The request: Find the lines below that contain the string "title". Copy each one.

Excerpted data:
==============================

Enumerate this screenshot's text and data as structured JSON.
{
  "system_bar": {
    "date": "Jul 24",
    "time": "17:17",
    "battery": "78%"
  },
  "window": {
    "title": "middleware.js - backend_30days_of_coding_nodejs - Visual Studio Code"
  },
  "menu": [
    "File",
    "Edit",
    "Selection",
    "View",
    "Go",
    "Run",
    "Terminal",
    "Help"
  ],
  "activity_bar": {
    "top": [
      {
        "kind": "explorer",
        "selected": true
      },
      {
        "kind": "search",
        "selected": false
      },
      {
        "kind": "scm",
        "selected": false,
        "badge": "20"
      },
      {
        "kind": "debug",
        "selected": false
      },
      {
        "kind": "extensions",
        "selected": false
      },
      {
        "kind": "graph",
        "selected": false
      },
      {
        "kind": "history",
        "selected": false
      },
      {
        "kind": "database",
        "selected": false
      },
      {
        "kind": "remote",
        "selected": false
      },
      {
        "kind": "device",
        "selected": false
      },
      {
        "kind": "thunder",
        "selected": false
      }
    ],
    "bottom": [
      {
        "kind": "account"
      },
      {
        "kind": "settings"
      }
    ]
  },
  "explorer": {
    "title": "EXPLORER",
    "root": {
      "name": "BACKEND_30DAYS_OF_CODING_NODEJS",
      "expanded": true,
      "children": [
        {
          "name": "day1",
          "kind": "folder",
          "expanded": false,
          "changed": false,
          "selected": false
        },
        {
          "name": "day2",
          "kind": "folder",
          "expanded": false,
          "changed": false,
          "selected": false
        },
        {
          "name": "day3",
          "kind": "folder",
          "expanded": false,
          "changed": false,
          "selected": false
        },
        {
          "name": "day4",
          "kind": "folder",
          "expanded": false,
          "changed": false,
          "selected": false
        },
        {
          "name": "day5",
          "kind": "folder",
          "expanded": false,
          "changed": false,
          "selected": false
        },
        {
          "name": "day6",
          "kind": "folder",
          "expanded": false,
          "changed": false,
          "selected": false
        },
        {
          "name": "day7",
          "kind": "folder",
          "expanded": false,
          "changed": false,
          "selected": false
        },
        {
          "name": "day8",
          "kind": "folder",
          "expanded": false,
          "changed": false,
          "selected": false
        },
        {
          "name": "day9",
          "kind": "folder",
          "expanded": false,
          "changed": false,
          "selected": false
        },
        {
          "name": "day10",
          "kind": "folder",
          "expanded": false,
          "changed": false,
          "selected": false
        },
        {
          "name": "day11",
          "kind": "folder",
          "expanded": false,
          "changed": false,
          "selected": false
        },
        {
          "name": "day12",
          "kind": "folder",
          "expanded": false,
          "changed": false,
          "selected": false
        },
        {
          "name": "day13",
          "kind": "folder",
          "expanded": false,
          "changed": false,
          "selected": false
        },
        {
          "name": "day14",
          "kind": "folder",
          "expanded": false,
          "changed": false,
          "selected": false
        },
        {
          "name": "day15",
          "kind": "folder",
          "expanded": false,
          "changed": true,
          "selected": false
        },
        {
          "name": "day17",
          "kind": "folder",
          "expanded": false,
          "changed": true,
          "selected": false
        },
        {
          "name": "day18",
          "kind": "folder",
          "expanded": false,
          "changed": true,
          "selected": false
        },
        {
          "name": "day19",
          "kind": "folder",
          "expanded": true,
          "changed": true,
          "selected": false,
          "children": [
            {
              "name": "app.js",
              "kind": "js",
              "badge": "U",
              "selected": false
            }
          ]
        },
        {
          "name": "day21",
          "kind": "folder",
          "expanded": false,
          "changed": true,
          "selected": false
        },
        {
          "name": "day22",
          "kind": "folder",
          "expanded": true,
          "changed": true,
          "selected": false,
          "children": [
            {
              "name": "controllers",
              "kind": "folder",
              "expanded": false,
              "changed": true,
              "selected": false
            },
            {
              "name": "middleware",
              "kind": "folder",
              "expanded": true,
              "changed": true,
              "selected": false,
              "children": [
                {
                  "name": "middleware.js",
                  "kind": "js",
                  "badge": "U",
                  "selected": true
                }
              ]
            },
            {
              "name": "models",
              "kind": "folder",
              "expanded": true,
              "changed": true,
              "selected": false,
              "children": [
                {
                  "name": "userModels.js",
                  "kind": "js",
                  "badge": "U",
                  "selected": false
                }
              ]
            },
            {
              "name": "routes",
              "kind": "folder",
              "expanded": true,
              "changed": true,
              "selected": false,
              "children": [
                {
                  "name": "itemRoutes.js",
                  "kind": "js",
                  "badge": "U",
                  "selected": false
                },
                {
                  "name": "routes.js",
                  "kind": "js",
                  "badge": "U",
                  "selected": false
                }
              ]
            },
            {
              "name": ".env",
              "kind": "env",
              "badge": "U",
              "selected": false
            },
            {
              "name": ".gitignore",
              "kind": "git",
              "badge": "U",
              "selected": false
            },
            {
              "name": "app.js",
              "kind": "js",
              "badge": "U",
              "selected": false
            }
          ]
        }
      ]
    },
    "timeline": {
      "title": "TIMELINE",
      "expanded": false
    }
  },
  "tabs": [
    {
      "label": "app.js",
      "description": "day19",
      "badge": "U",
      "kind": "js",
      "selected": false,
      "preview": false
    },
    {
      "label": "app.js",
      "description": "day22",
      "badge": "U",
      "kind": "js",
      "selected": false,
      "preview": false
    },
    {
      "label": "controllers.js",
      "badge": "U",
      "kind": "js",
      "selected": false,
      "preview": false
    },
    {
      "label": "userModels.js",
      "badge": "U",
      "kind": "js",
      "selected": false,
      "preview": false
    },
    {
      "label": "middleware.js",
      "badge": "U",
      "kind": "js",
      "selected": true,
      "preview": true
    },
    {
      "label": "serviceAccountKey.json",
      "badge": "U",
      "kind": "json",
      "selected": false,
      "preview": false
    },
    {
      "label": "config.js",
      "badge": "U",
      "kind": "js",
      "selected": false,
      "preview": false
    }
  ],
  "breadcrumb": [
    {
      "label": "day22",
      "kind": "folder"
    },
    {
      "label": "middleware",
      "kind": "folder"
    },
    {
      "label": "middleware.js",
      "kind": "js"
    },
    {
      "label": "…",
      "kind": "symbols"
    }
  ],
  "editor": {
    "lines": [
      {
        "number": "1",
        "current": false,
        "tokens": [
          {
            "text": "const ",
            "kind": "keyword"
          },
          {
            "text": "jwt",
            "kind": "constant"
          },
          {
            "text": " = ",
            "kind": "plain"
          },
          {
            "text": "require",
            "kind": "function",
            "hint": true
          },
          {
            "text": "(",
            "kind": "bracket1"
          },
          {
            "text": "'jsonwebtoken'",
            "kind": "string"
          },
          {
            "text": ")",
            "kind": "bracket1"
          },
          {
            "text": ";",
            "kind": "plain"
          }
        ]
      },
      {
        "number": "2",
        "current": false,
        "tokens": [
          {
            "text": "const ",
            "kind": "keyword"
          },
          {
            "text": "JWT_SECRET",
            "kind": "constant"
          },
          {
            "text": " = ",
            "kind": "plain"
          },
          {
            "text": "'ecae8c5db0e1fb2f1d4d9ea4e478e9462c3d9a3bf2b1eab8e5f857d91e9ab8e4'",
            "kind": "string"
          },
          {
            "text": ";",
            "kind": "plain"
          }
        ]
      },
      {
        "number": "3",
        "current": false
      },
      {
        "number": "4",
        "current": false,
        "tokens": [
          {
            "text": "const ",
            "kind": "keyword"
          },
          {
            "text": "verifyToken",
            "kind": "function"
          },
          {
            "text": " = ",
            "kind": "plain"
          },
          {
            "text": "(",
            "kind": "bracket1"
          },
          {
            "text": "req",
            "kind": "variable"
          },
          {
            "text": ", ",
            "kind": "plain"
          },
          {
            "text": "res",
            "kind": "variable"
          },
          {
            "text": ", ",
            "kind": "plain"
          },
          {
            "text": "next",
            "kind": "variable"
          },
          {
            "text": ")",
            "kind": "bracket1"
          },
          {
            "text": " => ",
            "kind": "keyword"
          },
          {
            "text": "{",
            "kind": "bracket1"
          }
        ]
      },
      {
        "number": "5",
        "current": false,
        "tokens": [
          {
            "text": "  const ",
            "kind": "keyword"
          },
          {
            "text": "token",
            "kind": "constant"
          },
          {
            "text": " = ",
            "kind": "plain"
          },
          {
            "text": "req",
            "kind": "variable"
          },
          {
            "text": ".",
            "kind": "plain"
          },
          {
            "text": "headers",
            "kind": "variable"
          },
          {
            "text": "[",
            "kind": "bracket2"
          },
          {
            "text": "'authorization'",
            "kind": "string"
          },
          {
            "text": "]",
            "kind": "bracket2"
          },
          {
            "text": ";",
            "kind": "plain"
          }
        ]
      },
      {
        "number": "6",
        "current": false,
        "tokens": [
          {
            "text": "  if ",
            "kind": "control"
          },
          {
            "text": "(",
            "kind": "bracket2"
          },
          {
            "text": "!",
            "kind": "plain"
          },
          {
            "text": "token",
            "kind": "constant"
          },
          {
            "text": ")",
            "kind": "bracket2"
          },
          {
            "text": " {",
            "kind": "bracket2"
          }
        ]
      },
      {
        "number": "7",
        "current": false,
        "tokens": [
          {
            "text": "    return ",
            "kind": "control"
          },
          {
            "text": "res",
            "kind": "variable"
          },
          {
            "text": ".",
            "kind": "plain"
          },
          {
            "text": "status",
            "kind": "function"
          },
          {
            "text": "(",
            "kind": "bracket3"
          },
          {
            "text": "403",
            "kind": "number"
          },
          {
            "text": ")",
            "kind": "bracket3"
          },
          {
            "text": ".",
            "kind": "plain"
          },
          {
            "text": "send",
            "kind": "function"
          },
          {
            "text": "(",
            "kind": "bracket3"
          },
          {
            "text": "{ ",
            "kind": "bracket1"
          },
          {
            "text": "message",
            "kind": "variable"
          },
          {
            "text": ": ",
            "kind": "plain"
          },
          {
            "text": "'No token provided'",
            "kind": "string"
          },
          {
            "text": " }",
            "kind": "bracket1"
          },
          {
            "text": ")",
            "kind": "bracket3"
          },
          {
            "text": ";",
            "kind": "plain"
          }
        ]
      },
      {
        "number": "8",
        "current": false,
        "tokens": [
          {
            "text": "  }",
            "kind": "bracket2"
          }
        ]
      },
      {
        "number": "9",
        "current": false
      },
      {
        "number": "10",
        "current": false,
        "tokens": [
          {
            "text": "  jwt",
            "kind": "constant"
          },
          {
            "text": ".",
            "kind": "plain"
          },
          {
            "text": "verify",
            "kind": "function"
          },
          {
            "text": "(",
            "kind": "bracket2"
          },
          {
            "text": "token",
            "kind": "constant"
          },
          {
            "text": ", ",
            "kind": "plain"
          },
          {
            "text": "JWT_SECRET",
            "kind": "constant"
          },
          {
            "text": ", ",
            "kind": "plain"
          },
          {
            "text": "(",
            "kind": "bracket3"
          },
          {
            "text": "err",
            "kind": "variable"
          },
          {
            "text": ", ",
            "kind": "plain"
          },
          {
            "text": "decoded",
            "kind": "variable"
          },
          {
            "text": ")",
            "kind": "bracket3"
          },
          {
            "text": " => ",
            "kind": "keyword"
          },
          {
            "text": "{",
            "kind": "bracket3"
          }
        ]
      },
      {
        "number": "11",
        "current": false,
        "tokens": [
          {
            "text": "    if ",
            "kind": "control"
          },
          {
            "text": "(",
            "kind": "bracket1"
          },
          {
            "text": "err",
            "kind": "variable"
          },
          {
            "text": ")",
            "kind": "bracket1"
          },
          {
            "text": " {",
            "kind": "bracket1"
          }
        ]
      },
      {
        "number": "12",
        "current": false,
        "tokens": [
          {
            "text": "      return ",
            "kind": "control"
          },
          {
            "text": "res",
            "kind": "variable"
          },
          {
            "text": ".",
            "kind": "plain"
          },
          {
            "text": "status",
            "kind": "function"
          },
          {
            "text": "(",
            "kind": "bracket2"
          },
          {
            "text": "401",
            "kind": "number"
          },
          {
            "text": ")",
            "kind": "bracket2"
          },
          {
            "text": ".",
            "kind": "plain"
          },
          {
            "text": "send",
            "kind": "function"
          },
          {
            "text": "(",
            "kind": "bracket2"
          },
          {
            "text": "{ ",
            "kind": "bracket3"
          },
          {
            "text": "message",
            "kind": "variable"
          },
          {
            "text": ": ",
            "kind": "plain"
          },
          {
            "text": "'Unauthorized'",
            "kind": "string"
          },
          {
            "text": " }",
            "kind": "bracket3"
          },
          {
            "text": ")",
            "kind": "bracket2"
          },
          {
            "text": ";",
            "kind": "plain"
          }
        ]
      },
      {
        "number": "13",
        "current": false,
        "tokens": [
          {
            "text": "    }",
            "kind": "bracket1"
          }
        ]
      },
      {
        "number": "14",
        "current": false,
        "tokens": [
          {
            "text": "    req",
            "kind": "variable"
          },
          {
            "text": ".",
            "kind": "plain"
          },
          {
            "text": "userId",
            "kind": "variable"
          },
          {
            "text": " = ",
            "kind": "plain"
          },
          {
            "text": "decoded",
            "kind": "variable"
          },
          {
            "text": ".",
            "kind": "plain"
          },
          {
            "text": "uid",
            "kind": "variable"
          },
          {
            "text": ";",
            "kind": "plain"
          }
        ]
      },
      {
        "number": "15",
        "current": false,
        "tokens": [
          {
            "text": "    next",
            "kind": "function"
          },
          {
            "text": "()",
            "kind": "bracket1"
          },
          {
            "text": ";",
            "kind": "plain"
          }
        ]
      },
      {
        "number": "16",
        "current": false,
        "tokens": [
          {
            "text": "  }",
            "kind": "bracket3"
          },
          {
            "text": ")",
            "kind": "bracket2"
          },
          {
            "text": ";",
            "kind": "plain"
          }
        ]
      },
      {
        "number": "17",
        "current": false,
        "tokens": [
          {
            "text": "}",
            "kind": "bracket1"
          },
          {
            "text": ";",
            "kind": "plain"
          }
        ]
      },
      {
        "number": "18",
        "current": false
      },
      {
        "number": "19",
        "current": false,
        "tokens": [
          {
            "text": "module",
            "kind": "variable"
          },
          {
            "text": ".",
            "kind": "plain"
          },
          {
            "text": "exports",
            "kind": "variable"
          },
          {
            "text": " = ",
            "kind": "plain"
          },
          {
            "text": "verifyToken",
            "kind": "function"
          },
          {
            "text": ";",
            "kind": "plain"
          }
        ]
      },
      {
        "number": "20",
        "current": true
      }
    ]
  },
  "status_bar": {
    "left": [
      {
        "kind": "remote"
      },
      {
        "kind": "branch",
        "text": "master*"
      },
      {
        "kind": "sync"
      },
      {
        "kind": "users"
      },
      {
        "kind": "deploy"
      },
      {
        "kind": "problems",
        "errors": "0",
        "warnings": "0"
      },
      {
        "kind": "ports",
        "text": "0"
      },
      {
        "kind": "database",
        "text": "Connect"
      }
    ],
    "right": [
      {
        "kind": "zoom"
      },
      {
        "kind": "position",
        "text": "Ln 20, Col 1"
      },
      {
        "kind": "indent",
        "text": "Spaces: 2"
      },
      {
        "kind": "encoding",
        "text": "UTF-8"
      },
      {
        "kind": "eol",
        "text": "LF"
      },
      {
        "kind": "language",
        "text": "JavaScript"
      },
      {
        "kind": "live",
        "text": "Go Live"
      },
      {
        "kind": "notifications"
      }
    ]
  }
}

==============================

Answer to this exercise:
    "title": "middleware.js - backend_30days_of_coding_nodejs - Visual Studio Code"
    "title": "EXPLORER",
      "title": "TIMELINE",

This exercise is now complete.